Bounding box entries
####################

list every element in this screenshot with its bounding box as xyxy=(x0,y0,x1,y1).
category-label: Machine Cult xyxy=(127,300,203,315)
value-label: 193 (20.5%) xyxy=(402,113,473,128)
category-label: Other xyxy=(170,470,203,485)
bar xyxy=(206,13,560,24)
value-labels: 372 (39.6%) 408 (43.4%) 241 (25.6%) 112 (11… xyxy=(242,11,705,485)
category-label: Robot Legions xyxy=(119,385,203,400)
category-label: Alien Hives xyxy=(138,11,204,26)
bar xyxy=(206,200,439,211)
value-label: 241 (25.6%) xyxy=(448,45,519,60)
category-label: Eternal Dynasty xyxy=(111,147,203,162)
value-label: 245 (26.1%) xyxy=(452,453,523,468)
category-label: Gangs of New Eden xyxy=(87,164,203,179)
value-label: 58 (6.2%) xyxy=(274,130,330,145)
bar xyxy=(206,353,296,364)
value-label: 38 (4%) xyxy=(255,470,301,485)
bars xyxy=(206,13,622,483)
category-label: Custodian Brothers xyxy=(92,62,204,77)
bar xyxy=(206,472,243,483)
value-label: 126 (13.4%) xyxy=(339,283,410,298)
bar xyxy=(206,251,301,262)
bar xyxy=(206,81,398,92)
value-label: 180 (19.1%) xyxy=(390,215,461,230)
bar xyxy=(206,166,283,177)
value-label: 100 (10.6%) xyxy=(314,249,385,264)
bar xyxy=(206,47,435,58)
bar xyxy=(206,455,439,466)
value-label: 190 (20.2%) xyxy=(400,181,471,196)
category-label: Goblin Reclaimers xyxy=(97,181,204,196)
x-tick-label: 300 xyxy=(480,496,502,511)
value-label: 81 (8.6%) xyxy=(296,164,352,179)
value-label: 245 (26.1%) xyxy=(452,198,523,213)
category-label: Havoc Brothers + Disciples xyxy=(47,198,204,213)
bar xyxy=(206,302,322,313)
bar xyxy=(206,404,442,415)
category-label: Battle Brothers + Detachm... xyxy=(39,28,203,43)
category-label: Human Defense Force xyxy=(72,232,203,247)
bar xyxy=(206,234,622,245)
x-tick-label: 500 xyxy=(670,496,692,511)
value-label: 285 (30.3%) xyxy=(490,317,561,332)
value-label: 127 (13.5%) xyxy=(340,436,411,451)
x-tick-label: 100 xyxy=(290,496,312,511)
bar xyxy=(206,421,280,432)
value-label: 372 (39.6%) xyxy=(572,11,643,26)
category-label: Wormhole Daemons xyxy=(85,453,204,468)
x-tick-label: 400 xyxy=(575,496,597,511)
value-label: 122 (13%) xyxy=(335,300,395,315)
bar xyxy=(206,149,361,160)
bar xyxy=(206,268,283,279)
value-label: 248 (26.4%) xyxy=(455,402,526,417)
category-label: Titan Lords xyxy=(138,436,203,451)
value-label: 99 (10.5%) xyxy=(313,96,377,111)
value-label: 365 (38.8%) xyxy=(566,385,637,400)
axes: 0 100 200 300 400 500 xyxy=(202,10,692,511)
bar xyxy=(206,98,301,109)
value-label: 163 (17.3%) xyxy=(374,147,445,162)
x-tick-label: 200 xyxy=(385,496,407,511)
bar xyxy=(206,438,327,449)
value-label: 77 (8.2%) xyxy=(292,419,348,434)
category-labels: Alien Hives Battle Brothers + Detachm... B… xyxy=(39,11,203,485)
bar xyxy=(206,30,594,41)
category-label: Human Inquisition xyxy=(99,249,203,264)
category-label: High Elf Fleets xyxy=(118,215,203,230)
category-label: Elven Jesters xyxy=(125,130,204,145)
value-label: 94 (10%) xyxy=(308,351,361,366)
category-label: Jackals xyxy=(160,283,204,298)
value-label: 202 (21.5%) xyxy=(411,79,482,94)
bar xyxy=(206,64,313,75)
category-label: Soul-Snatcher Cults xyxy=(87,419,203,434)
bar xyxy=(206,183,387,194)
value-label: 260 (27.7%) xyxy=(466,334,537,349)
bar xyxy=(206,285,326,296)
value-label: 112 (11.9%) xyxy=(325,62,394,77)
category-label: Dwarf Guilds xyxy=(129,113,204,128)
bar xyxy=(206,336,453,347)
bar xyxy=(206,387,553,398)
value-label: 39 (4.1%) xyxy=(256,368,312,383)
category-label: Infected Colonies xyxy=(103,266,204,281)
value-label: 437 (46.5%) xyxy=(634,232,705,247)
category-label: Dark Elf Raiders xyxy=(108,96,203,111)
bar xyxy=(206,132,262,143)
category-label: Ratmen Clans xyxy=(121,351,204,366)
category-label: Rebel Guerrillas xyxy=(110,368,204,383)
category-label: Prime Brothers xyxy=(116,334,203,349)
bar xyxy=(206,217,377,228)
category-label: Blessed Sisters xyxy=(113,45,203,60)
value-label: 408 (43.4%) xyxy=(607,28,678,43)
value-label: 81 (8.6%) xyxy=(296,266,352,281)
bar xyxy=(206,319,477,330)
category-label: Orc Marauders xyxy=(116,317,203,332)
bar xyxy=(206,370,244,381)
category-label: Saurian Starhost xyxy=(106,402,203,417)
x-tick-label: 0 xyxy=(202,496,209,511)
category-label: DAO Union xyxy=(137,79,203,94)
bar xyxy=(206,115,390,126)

####################

• [Work to do] List every line above that contains the string "labels". Matching is case-sensitive.

• [Exercise result]
value-labels: 372 (39.6%) 408 (43.4%) 241 (25.6%) 112 (11… xyxy=(242,11,705,485)
category-labels: Alien Hives Battle Brothers + Detachm... B… xyxy=(39,11,203,485)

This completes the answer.